*** PROVIDED DATA

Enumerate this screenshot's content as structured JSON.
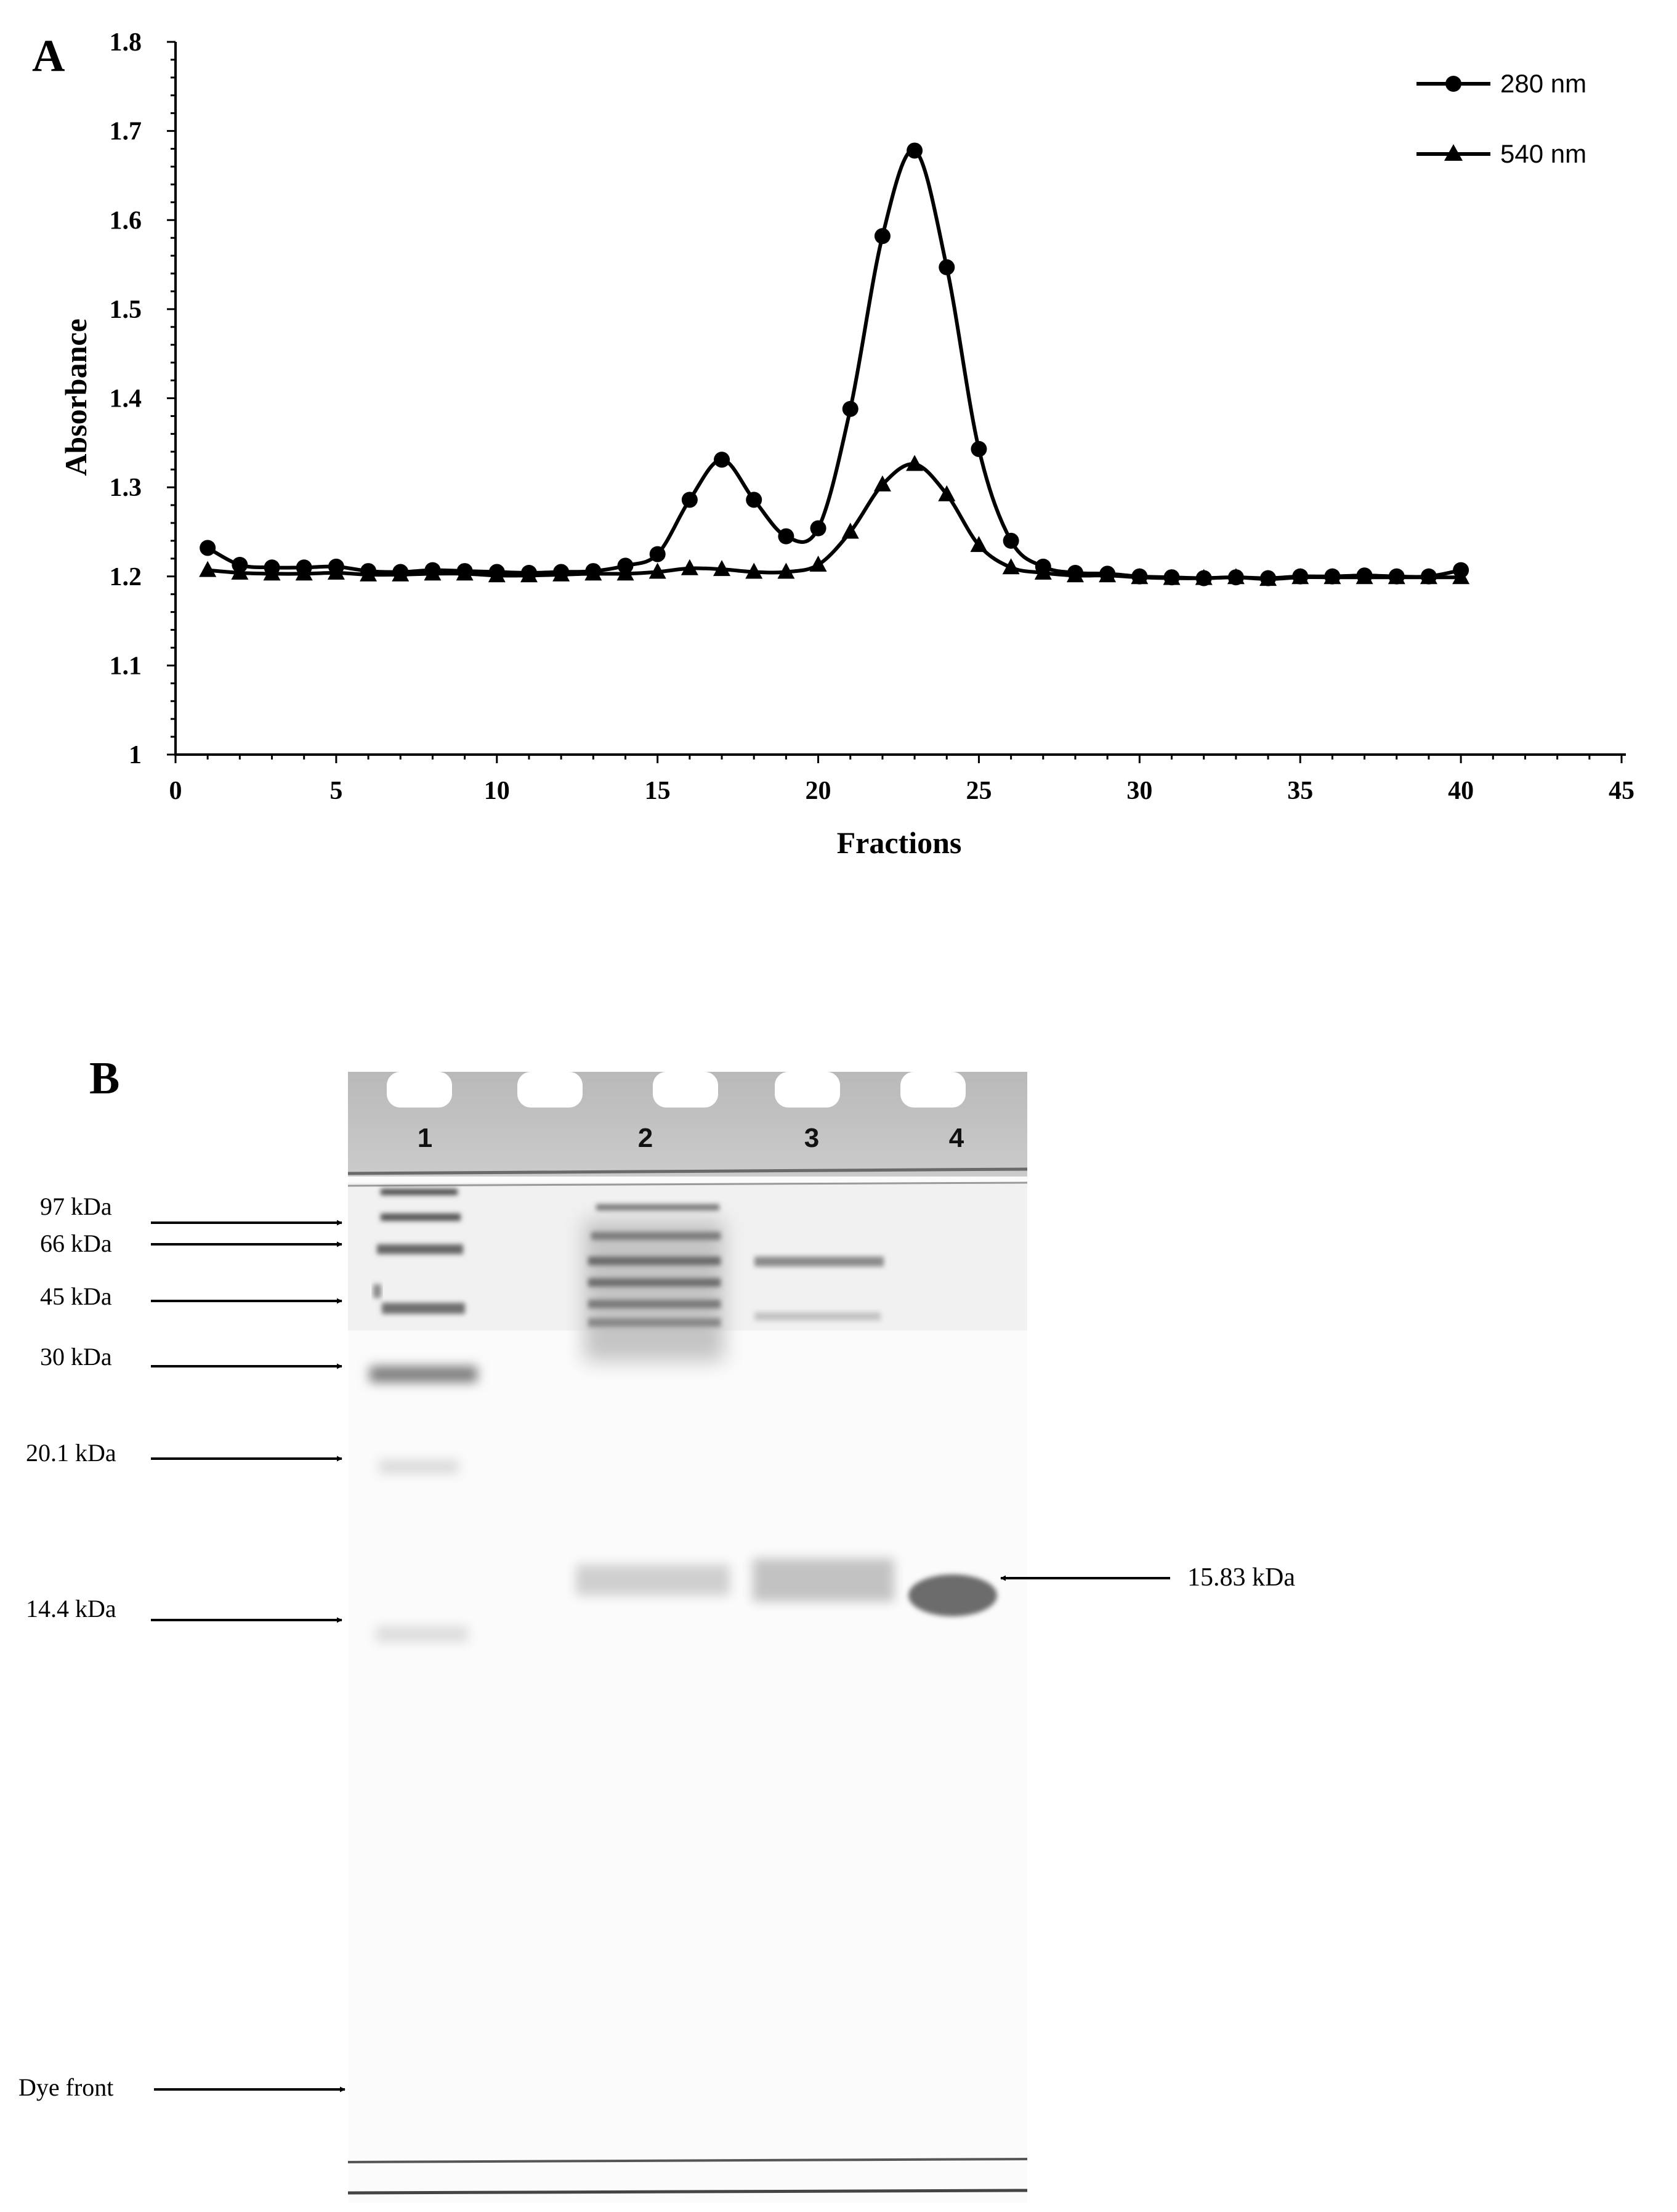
{
  "panel_a": {
    "label": "A",
    "chart_data": {
      "type": "line",
      "xlabel": "Fractions",
      "ylabel": "Absorbance",
      "xlim": [
        0,
        45
      ],
      "ylim": [
        1,
        1.8
      ],
      "xticks": [
        "0",
        "5",
        "10",
        "15",
        "20",
        "25",
        "30",
        "35",
        "40",
        "45"
      ],
      "yticks": [
        "1",
        "1.1",
        "1.2",
        "1.3",
        "1.4",
        "1.5",
        "1.6",
        "1.7",
        "1.8"
      ],
      "x": [
        1,
        2,
        3,
        4,
        5,
        6,
        7,
        8,
        9,
        10,
        11,
        12,
        13,
        14,
        15,
        16,
        17,
        18,
        19,
        20,
        21,
        22,
        23,
        24,
        25,
        26,
        27,
        28,
        29,
        30,
        31,
        32,
        33,
        34,
        35,
        36,
        37,
        38,
        39,
        40
      ],
      "series": [
        {
          "name": "280 nm",
          "marker": "circle",
          "values": [
            1.232,
            1.213,
            1.21,
            1.21,
            1.211,
            1.206,
            1.205,
            1.207,
            1.206,
            1.205,
            1.204,
            1.205,
            1.206,
            1.212,
            1.225,
            1.286,
            1.331,
            1.286,
            1.245,
            1.254,
            1.388,
            1.582,
            1.678,
            1.547,
            1.343,
            1.24,
            1.211,
            1.204,
            1.203,
            1.2,
            1.199,
            1.198,
            1.199,
            1.198,
            1.2,
            1.2,
            1.201,
            1.2,
            1.2,
            1.207
          ]
        },
        {
          "name": "540 nm",
          "marker": "triangle",
          "values": [
            1.207,
            1.204,
            1.203,
            1.203,
            1.204,
            1.202,
            1.202,
            1.203,
            1.203,
            1.201,
            1.201,
            1.202,
            1.203,
            1.203,
            1.205,
            1.209,
            1.208,
            1.205,
            1.205,
            1.213,
            1.25,
            1.303,
            1.326,
            1.292,
            1.235,
            1.21,
            1.204,
            1.201,
            1.201,
            1.199,
            1.198,
            1.198,
            1.199,
            1.197,
            1.199,
            1.199,
            1.199,
            1.199,
            1.199,
            1.199
          ]
        }
      ],
      "legend_position": "top-right",
      "grid": false
    }
  },
  "panel_b": {
    "label": "B",
    "lanes": [
      "1",
      "2",
      "3",
      "4"
    ],
    "markers": [
      "97 kDa",
      "66 kDa",
      "45 kDa",
      "30 kDa",
      "20.1 kDa",
      "14.4 kDa"
    ],
    "dye_front_label": "Dye front",
    "band_annotation": "15.83 kDa"
  }
}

******

**TASK DESCRIPTION:** All the lines above are to be given again exactly as they read, with the pictures removed.

**EXERCISE ANSWER:**
Enumerate this screenshot's content as structured JSON.
{
  "panel_a": {
    "label": "A",
    "chart_data": {
      "type": "line",
      "xlabel": "Fractions",
      "ylabel": "Absorbance",
      "xlim": [
        0,
        45
      ],
      "ylim": [
        1,
        1.8
      ],
      "xticks": [
        "0",
        "5",
        "10",
        "15",
        "20",
        "25",
        "30",
        "35",
        "40",
        "45"
      ],
      "yticks": [
        "1",
        "1.1",
        "1.2",
        "1.3",
        "1.4",
        "1.5",
        "1.6",
        "1.7",
        "1.8"
      ],
      "x": [
        1,
        2,
        3,
        4,
        5,
        6,
        7,
        8,
        9,
        10,
        11,
        12,
        13,
        14,
        15,
        16,
        17,
        18,
        19,
        20,
        21,
        22,
        23,
        24,
        25,
        26,
        27,
        28,
        29,
        30,
        31,
        32,
        33,
        34,
        35,
        36,
        37,
        38,
        39,
        40
      ],
      "series": [
        {
          "name": "280 nm",
          "marker": "circle",
          "values": [
            1.232,
            1.213,
            1.21,
            1.21,
            1.211,
            1.206,
            1.205,
            1.207,
            1.206,
            1.205,
            1.204,
            1.205,
            1.206,
            1.212,
            1.225,
            1.286,
            1.331,
            1.286,
            1.245,
            1.254,
            1.388,
            1.582,
            1.678,
            1.547,
            1.343,
            1.24,
            1.211,
            1.204,
            1.203,
            1.2,
            1.199,
            1.198,
            1.199,
            1.198,
            1.2,
            1.2,
            1.201,
            1.2,
            1.2,
            1.207
          ]
        },
        {
          "name": "540 nm",
          "marker": "triangle",
          "values": [
            1.207,
            1.204,
            1.203,
            1.203,
            1.204,
            1.202,
            1.202,
            1.203,
            1.203,
            1.201,
            1.201,
            1.202,
            1.203,
            1.203,
            1.205,
            1.209,
            1.208,
            1.205,
            1.205,
            1.213,
            1.25,
            1.303,
            1.326,
            1.292,
            1.235,
            1.21,
            1.204,
            1.201,
            1.201,
            1.199,
            1.198,
            1.198,
            1.199,
            1.197,
            1.199,
            1.199,
            1.199,
            1.199,
            1.199,
            1.199
          ]
        }
      ],
      "legend_position": "top-right",
      "grid": false
    }
  },
  "panel_b": {
    "label": "B",
    "lanes": [
      "1",
      "2",
      "3",
      "4"
    ],
    "markers": [
      "97 kDa",
      "66 kDa",
      "45 kDa",
      "30 kDa",
      "20.1 kDa",
      "14.4 kDa"
    ],
    "dye_front_label": "Dye front",
    "band_annotation": "15.83 kDa"
  }
}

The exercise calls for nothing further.